[Records]
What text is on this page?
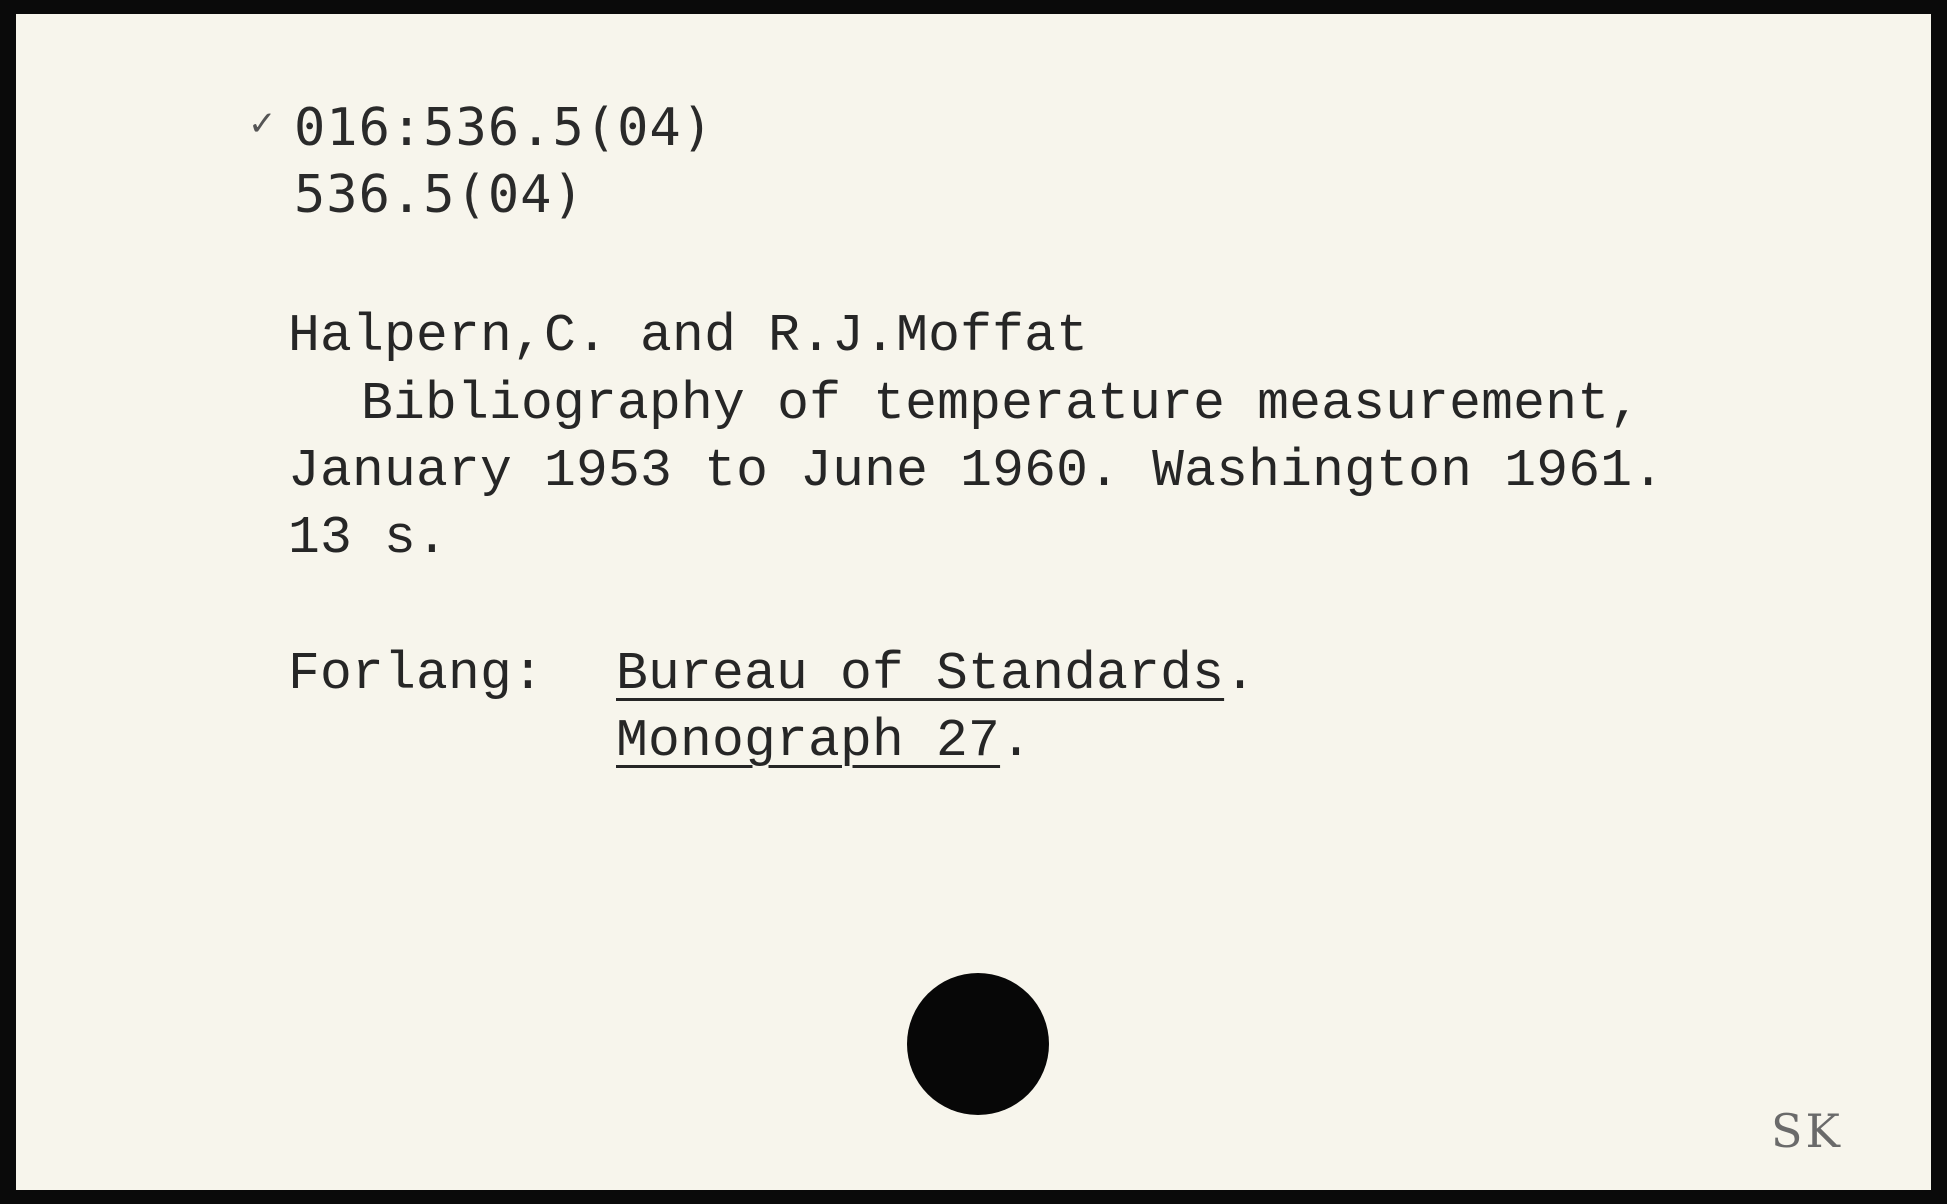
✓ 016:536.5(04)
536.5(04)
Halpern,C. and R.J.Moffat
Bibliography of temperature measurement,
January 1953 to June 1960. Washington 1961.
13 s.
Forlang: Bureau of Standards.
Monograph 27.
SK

_Your goal:_
Copy the material above in full and exactly, skipping pictures.

_Solution to this problem:_
What text is on this page?
✓ 016:536.5(04)
536.5(04)
Halpern,C. and R.J.Moffat
Bibliography of temperature measurement,
January 1953 to June 1960. Washington 1961.
13 s.
Forlang: Bureau of Standards.
Monograph 27.
SK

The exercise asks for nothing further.